> EXERCISE PROMPT: Copy every line that holds "Tyler".

++++++++++

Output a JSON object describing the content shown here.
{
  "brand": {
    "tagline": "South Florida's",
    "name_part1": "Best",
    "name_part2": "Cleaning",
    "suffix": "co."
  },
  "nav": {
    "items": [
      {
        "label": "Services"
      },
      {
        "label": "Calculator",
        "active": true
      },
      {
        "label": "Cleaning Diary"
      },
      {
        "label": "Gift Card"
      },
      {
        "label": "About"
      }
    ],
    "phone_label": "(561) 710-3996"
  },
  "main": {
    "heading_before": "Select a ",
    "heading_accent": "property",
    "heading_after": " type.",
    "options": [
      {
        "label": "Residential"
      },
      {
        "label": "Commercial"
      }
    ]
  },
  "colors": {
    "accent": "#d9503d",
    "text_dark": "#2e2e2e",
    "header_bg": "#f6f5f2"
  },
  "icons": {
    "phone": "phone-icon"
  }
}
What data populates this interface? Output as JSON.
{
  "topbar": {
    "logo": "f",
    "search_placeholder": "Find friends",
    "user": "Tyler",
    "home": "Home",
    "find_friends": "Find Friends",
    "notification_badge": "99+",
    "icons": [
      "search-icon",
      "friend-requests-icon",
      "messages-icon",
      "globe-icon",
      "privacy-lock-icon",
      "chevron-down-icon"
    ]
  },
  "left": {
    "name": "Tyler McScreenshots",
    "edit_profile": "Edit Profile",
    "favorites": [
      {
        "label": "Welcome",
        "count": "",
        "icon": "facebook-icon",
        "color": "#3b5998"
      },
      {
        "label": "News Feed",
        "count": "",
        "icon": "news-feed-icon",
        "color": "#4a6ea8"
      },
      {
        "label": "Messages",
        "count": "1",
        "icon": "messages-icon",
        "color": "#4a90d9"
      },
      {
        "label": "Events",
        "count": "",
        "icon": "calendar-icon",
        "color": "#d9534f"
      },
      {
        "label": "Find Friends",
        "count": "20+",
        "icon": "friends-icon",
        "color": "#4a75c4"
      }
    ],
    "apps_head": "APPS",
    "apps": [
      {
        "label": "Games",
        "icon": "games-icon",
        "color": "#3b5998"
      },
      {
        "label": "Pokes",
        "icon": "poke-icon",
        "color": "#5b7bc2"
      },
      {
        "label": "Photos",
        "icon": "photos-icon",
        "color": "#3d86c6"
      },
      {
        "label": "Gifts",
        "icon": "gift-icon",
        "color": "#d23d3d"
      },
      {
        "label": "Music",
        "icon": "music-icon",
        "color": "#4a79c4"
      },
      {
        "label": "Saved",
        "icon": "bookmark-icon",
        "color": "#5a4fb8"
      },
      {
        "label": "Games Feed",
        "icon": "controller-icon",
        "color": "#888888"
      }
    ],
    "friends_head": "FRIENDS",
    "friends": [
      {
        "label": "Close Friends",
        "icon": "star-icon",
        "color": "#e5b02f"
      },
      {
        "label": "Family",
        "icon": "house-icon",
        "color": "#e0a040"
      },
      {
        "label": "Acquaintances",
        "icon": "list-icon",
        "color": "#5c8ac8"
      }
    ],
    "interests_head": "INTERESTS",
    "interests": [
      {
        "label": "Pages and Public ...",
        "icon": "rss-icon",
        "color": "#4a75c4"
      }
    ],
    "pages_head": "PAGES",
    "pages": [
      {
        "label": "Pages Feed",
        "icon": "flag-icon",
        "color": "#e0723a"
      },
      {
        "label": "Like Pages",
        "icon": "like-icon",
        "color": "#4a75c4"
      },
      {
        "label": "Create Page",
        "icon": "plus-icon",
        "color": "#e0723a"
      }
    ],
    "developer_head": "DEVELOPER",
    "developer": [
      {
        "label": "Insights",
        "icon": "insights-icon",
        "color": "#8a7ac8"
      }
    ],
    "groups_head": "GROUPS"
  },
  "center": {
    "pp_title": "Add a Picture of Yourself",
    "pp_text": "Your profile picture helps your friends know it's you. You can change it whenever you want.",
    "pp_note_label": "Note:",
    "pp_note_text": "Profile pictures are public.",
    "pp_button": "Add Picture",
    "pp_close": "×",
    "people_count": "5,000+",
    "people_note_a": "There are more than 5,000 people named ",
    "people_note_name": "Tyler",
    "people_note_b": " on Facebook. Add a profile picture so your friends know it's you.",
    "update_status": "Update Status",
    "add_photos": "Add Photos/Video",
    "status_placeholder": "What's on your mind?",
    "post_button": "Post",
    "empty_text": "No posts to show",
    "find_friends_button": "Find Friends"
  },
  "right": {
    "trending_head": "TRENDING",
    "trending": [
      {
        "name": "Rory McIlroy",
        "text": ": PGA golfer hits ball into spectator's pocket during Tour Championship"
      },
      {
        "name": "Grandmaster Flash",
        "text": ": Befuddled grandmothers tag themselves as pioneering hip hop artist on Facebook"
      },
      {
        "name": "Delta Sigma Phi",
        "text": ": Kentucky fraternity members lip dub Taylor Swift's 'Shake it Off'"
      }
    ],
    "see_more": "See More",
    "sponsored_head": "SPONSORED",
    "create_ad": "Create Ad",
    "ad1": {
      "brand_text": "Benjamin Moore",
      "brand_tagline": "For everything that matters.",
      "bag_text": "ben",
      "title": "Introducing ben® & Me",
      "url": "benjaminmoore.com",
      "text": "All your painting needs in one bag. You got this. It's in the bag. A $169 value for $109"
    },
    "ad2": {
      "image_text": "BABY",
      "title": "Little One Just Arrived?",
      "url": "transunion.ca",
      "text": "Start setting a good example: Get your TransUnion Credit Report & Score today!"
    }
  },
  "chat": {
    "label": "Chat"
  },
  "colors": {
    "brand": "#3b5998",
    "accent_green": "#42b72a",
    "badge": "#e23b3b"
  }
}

++++++++++

> CORRECT RESPONSE:
    "user": "Tyler",
    "name": "Tyler McScreenshots",
    "people_note_name": "Tyler",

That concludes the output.